:: Instruction ::
Look through the data for the string "source". Copy every line where it is found.
====== Data in this exercise
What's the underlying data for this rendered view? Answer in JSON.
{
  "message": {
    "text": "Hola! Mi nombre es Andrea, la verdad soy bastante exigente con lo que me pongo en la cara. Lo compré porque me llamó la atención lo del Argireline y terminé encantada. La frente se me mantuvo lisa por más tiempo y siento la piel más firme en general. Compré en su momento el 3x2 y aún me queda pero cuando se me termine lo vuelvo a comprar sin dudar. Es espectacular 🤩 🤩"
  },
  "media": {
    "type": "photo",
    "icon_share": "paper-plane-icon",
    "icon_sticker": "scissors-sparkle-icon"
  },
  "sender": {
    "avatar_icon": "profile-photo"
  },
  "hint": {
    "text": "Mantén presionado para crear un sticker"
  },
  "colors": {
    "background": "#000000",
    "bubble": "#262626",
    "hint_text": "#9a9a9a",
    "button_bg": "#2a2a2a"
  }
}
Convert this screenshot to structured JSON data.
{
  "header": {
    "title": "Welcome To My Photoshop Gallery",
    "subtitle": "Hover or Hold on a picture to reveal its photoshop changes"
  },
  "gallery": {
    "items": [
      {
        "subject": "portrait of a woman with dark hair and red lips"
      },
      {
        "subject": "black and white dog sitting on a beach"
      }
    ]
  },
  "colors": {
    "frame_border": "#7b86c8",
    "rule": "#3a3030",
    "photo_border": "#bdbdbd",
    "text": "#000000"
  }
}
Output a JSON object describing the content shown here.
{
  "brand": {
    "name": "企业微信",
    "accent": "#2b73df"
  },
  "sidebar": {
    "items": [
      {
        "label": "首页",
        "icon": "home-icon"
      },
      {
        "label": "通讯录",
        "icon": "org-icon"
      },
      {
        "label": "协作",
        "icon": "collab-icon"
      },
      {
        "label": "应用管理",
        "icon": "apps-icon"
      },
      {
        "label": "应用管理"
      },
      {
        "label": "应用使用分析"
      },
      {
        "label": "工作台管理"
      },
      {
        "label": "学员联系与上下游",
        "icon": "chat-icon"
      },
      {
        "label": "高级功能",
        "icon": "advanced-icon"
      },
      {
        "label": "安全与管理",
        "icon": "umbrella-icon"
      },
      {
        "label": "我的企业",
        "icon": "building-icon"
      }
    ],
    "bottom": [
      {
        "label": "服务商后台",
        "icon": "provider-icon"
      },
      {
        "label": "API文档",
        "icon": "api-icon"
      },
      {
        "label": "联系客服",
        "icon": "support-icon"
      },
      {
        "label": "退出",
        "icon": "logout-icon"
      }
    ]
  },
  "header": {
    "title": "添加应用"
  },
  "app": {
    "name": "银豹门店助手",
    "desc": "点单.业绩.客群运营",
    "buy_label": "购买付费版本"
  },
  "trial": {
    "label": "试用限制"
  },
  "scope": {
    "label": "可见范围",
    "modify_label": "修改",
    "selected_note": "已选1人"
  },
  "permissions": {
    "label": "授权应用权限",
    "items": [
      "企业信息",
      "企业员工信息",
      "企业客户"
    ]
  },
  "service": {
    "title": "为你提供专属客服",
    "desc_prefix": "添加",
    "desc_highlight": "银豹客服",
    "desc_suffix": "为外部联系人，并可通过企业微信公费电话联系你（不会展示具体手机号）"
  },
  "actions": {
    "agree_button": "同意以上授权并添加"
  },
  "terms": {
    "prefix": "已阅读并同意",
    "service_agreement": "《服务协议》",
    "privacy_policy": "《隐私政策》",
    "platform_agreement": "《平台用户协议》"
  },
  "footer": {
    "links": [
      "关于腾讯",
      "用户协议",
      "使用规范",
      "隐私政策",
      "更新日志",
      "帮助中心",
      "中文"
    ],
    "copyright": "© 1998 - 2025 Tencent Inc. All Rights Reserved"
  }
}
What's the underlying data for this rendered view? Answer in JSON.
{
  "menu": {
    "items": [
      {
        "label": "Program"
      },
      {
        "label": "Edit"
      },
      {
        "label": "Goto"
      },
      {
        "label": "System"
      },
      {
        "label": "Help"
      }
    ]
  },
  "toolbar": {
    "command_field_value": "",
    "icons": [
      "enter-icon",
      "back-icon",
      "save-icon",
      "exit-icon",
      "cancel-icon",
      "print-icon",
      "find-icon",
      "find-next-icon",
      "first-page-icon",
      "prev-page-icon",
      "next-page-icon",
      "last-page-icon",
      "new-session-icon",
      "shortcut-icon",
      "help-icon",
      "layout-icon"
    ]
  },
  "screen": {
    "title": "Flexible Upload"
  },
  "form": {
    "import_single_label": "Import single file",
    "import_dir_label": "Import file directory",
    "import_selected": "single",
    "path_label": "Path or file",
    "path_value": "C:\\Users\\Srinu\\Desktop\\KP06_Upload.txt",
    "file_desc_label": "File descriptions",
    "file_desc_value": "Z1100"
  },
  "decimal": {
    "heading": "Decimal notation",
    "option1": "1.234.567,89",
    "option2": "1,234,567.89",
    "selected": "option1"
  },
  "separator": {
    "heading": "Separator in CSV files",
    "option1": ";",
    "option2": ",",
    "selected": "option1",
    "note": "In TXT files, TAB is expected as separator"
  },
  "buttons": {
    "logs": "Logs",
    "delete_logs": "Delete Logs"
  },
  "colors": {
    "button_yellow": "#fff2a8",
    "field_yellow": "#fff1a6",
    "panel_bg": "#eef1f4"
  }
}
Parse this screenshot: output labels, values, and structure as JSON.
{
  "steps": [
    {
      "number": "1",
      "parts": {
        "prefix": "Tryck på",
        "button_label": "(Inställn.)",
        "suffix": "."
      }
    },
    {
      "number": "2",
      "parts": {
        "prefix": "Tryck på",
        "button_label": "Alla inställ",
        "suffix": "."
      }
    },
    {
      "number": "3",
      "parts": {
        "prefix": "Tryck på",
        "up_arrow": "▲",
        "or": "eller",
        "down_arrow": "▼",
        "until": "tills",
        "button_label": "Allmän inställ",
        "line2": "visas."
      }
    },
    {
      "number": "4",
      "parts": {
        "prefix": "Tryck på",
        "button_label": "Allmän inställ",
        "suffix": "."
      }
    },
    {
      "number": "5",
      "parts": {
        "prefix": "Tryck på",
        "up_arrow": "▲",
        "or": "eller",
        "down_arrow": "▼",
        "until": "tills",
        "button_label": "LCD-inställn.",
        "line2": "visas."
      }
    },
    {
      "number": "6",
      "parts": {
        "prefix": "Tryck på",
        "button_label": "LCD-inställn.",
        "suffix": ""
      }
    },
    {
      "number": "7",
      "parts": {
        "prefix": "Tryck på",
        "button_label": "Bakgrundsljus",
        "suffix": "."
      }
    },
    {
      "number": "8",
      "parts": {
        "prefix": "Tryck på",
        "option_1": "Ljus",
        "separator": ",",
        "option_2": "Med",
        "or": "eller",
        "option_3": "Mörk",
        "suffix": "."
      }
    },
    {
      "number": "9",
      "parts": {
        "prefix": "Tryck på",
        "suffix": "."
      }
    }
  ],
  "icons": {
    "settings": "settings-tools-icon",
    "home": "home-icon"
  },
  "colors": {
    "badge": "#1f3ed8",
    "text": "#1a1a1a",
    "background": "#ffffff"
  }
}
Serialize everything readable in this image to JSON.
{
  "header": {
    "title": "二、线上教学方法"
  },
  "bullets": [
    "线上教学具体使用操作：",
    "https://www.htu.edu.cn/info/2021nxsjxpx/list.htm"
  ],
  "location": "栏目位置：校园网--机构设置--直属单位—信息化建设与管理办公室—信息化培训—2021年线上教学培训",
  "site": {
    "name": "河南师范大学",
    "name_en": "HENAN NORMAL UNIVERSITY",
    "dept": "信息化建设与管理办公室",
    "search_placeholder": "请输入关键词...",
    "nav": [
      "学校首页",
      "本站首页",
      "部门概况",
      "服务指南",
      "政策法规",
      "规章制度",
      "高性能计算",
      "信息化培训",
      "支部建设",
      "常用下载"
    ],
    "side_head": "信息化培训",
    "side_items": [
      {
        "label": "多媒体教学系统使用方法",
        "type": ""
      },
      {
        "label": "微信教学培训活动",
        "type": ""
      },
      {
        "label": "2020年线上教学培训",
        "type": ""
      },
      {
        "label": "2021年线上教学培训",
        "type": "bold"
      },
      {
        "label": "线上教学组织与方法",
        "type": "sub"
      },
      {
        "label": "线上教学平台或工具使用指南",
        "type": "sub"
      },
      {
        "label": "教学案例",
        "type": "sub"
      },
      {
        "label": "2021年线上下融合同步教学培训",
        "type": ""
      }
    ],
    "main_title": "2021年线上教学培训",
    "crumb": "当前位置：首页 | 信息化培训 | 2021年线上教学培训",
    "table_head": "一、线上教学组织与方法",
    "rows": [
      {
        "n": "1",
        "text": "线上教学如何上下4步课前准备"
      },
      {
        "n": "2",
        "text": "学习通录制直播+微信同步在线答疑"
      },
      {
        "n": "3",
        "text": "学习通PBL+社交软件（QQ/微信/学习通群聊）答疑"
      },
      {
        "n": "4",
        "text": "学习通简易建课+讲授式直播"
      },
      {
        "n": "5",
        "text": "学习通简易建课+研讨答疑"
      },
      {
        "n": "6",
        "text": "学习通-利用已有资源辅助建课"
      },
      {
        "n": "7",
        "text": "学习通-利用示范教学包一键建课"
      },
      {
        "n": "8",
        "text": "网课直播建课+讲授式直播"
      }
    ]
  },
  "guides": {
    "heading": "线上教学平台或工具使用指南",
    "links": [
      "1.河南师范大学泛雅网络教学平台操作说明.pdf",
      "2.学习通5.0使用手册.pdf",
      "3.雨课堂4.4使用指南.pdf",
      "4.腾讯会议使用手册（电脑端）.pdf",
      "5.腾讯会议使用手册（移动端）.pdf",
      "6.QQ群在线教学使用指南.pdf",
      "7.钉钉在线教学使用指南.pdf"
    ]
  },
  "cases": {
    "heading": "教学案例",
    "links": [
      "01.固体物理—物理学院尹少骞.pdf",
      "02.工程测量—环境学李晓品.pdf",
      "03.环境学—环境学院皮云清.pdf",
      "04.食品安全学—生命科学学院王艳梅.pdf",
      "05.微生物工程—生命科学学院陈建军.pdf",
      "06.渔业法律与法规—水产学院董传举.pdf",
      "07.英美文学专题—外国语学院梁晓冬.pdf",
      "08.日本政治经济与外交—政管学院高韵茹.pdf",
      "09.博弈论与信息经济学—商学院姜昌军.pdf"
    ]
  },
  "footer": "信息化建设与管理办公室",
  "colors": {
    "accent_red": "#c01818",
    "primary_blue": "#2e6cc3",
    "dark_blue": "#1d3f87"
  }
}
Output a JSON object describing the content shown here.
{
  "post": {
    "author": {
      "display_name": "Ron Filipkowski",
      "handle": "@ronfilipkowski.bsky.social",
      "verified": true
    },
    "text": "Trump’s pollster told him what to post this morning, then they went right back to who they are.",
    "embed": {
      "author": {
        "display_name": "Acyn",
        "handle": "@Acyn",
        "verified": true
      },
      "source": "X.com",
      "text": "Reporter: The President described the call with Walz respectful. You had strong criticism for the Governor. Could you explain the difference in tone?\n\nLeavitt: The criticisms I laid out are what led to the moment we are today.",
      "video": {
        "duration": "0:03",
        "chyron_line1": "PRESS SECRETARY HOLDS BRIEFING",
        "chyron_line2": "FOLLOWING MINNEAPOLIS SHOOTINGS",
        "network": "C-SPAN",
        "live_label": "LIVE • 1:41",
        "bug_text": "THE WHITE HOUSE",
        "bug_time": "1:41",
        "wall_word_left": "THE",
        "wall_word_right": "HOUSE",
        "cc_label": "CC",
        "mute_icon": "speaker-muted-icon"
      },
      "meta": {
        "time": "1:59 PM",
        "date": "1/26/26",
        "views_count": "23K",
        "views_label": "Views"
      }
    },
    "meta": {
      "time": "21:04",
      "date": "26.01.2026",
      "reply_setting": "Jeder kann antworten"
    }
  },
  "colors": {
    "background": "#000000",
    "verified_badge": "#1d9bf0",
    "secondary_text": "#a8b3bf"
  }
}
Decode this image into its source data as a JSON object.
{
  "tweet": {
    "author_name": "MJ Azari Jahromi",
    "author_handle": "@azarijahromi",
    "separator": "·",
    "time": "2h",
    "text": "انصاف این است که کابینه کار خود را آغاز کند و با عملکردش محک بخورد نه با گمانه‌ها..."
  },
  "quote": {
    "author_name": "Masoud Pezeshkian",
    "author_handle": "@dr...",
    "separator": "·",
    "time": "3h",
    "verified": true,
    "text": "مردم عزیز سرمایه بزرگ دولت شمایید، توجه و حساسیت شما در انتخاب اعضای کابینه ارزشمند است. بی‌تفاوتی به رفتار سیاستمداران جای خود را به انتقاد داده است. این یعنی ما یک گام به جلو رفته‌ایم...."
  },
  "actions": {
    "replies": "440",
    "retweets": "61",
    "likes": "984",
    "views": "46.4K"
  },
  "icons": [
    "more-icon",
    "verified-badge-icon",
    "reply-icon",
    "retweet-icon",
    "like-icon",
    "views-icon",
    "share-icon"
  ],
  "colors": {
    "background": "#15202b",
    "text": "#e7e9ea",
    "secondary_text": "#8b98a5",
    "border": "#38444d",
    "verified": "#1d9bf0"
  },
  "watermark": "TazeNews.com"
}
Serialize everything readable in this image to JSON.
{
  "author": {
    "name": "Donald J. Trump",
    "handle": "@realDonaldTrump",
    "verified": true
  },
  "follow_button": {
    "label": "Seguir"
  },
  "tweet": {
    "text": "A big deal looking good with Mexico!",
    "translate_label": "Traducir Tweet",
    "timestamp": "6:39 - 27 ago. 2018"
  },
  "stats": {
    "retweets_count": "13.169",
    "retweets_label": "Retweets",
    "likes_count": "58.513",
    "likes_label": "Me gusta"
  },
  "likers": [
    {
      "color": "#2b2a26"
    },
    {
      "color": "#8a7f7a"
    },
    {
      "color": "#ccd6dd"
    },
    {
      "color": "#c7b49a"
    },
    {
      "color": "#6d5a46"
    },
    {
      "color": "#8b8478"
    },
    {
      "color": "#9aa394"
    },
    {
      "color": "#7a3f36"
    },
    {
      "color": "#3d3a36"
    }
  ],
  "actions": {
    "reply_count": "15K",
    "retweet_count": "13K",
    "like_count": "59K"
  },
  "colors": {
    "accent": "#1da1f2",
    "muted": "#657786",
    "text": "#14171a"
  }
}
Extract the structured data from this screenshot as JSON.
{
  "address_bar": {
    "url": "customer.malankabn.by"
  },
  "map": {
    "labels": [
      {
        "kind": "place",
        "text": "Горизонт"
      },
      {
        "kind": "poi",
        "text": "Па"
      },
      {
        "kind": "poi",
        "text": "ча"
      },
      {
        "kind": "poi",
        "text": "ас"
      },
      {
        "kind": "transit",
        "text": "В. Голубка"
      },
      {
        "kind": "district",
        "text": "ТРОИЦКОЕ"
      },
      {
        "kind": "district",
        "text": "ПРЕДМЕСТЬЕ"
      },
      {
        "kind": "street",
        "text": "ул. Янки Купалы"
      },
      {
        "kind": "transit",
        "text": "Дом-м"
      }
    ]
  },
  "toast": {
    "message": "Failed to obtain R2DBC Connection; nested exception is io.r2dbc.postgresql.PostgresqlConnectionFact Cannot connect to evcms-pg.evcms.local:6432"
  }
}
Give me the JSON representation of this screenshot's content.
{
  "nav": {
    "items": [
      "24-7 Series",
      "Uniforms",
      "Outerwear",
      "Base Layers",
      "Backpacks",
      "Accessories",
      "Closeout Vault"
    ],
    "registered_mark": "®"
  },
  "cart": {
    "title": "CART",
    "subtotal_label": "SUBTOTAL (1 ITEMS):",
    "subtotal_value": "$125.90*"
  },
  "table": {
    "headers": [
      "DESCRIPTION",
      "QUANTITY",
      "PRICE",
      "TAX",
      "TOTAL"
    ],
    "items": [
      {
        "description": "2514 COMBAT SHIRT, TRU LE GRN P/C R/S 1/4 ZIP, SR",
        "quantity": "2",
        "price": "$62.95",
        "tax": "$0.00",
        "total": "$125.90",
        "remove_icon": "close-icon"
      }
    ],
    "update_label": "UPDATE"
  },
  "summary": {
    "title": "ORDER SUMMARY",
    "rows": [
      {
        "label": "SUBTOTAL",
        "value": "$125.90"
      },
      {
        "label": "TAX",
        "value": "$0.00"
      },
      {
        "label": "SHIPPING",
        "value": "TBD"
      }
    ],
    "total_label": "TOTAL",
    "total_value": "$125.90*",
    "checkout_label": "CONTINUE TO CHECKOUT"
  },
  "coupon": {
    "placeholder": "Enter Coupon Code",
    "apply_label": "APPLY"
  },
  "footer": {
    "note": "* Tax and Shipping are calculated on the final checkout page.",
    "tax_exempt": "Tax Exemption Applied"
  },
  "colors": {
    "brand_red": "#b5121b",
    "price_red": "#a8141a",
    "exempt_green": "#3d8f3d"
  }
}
============
:: Response to the task ::
      "source": "X.com",
Decode this image into its source data as a JSON object.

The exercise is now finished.